● Required tasks:
1 - Using the Java blog post, decide whether each statement agrees with it: (a) The writer first programmed in BASIC on a Commodore Pet. (b) The writer had heard of Coffee before. (c) The writer's new work provides Apple laptops. For each, answer yes or no and quote the deciding words.
2 - Resume the Java blog post from its last sentence and carry it forward.

● Document passage:
========================================================================
I'm a computer guy. I've been programming since the early 80s, starting with BASIC on a Commodore Pet. I've worked on HPUX, BSD and various other *nix as well as Windows since 3.0. My new work provides Apple laptops, but I've never learned to use a Mac. How hard can it be?

Tuesday, April 1, 2014

Java Refresh and Photography

I admit that this is not particularly Mac related, but I've started playing with Java.  And, no, as a friend of mine asked, nothing to do with either Peet's or Starbucks.  Owing to the jobs I've had the last several years, I hadn't written a line of code in over 7 years, until today.  Maybe that's a slight exaggeration.  I may have done some programming in the first several months of the job I held from 2006-2013, but I don't think so.  If I did, then it has only been over 6 years.

Anyway, I decided today, while waiting for some processes to finish and, literally, having no other "work" to do, that it was time to start programming again.  One of the jobs I am considering taking may have some programming in Java, Javascript, Coffee, Pig, and or Python.  Of those, I've heard of 3 and used 2, one of them (Java) extensively.  I hadn't even heard of Coffee or Pig before.
========================================================================
● Recorded information:
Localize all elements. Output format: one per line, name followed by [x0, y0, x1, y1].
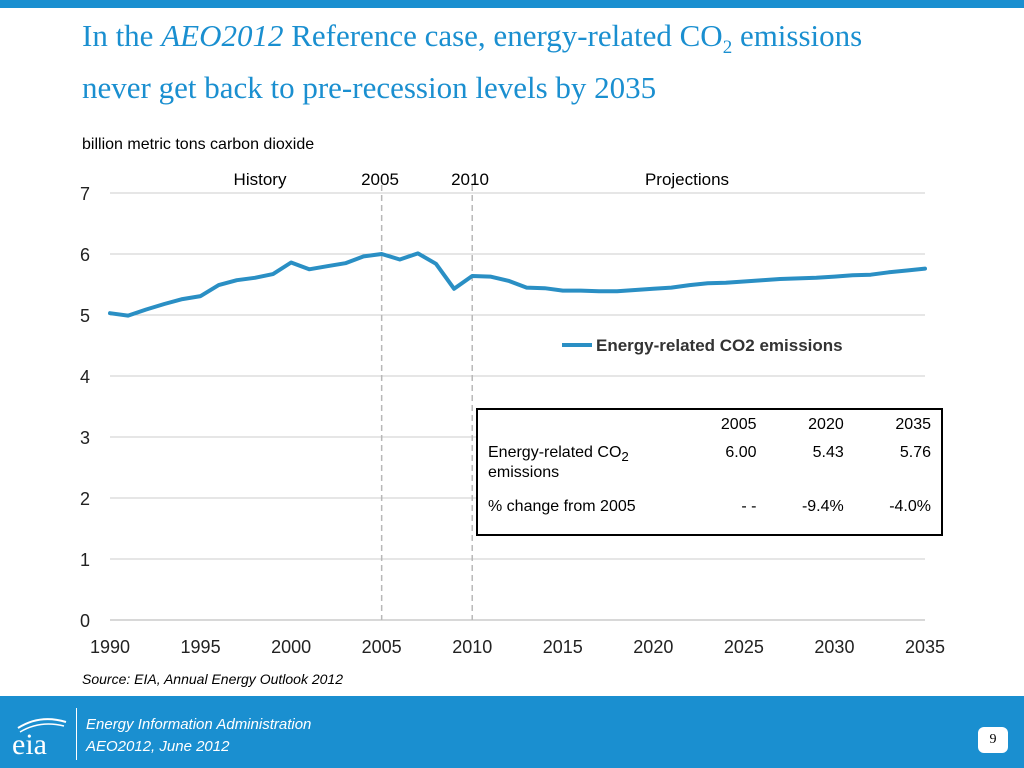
- emissions-line-chart: 0 1 2 3 4 5 6 7 1990 1995 2000 2005 2010 2015 2020 202…: [80, 170, 945, 657]
- source-note: Source: EIA, Annual Energy Outlook 2012: [82, 671, 343, 687]
- chart-annotations: History 2005 2010 Projections: [234, 170, 730, 189]
- table-header-cell: [478, 410, 688, 442]
- row-label-subscript: 2: [621, 449, 629, 465]
- title-prefix: In the: [82, 18, 162, 53]
- title-mid: Reference case, energy-related CO: [283, 18, 723, 53]
- y-tick-label: 4: [80, 367, 90, 387]
- year-2005-label: 2005: [361, 170, 399, 189]
- projections-label: Projections: [645, 170, 729, 189]
- page-number: 9: [978, 727, 1008, 753]
- gridlines: [110, 192, 925, 621]
- legend-label: Energy-related CO2 emissions: [596, 336, 843, 355]
- y-tick-label: 0: [80, 611, 90, 631]
- footer-divider: [76, 708, 77, 760]
- legend: Energy-related CO2 emissions: [562, 336, 843, 355]
- x-tick-label: 2035: [905, 637, 945, 657]
- history-label: History: [234, 170, 287, 189]
- x-tick-label: 2005: [362, 637, 402, 657]
- x-tick-label: 1990: [90, 637, 130, 657]
- x-tick-label: 2000: [271, 637, 311, 657]
- y-tick-label: 3: [80, 428, 90, 448]
- y-tick-label: 7: [80, 184, 90, 204]
- table-header-cell: 2005: [720, 416, 757, 433]
- table-cell: -9.4%: [801, 498, 844, 516]
- title-line2: never get back to pre-recession levels b…: [82, 70, 657, 106]
- source-prefix: Source: EIA,: [82, 671, 164, 687]
- y-tick-label: 6: [80, 245, 90, 265]
- x-tick-label: 2020: [633, 637, 673, 657]
- title-line1-end: emissions: [732, 18, 863, 53]
- x-tick-label: 2025: [724, 637, 764, 657]
- table-cell: -4.0%: [889, 498, 931, 516]
- x-tick-labels: 1990 1995 2000 2005 2010 2015 2020 2025 2030 2035: [90, 637, 945, 657]
- footer-bar: [0, 696, 1024, 768]
- source-title: Annual Energy Outlook 2012: [163, 671, 343, 687]
- y-tick-label: 2: [80, 489, 90, 509]
- x-tick-label: 2010: [452, 637, 492, 657]
- table-cell: - -: [741, 498, 757, 516]
- footer-agency: Energy Information Administration: [86, 716, 312, 733]
- table-cell: 6.00: [725, 444, 757, 461]
- eia-logo: eia: [12, 718, 67, 758]
- y-axis-unit-label: billion metric tons carbon dioxide: [82, 136, 315, 153]
- table-cell: 5.43: [812, 444, 844, 461]
- x-tick-label: 2030: [814, 637, 854, 657]
- summary-table: 2005 2020 2035 Energy-related CO2 emissio…: [476, 408, 943, 536]
- table-header-row: 2005 2020 2035: [478, 410, 941, 442]
- table-row: Energy-related CO2 emissions 6.00 5.43 5.…: [478, 442, 941, 484]
- row-label-line2: emissions: [488, 464, 560, 482]
- x-tick-label: 1995: [181, 637, 221, 657]
- table-header-cell: 2020: [808, 416, 844, 433]
- row-label-text: Energy-related CO: [488, 444, 622, 461]
- title-subscript: 2: [722, 37, 733, 59]
- year-2010-label: 2010: [451, 170, 489, 189]
- table-row-label: Energy-related CO2 emissions: [478, 442, 688, 484]
- table-header-cell: 2035: [895, 416, 931, 433]
- series-line-0: [108, 251, 927, 318]
- y-tick-label: 1: [80, 550, 90, 570]
- x-tick-label: 2015: [543, 637, 583, 657]
- year-markers: [380, 185, 473, 620]
- slide-title: In the AEO2012 Reference case, energy-re…: [82, 16, 1002, 108]
- eia-logo-text: eia: [12, 728, 47, 758]
- table-row-label: % change from 2005: [488, 498, 636, 516]
- table-cell: 5.76: [899, 444, 931, 461]
- y-tick-label: 5: [80, 306, 90, 326]
- top-accent-bar: [0, 0, 1024, 8]
- title-italic: AEO2012: [161, 18, 284, 53]
- series-layer: [108, 251, 927, 318]
- table-row: % change from 2005 - - -9.4% -4.0%: [478, 484, 941, 518]
- y-tick-labels: 0 1 2 3 4 5 6 7: [80, 184, 90, 631]
- footer-report: AEO2012, June 2012: [86, 738, 230, 755]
========================================================================
● Task-by-task answers:
1 -
(a) Yes: "starting with BASIC on a Commodore Pet"
(b) No: "I hadn't even heard of Coffee or Pig before."
(c) Yes: "My new work provides Apple laptops"

2 -
I am also a photographer.  I call myself semi-pro - I'm fairly good, and I have gotten to the point of having decent equipment, but I don't do a lot with the many many pictures I take, I've almost no skill with in depth photo editing, and I don't shoot RAW.  See?  Semi-pro.

I also like to organize my pictures a certain way.  My friends who know me will not be shocked.  At this point, organizing them the way I want takes a fair amount of work, because I like to put all the pictures from a single month in a single directory, and then rename them all so the name is in the format yyyy-mm-dd-###.(extension).  Of course, it's slightly more complicated than that, because there are times when I don't put pictures from a given month in the same directory... for example, if I have a significant event (or more than one) where I take lots of pictures in a single month, I'll usually create a sub-directory in the month directory for each event.

OR, if the large group of pictures crosses from one month to another, such as when I'm on a trip that starts in May and ends in June (as often happens when I take my daughter to Yosemite), I'll usually put that in a separate directory entirely, that is in the YEAR directory along with the month directories.  Didn't mention the year directories before, did I?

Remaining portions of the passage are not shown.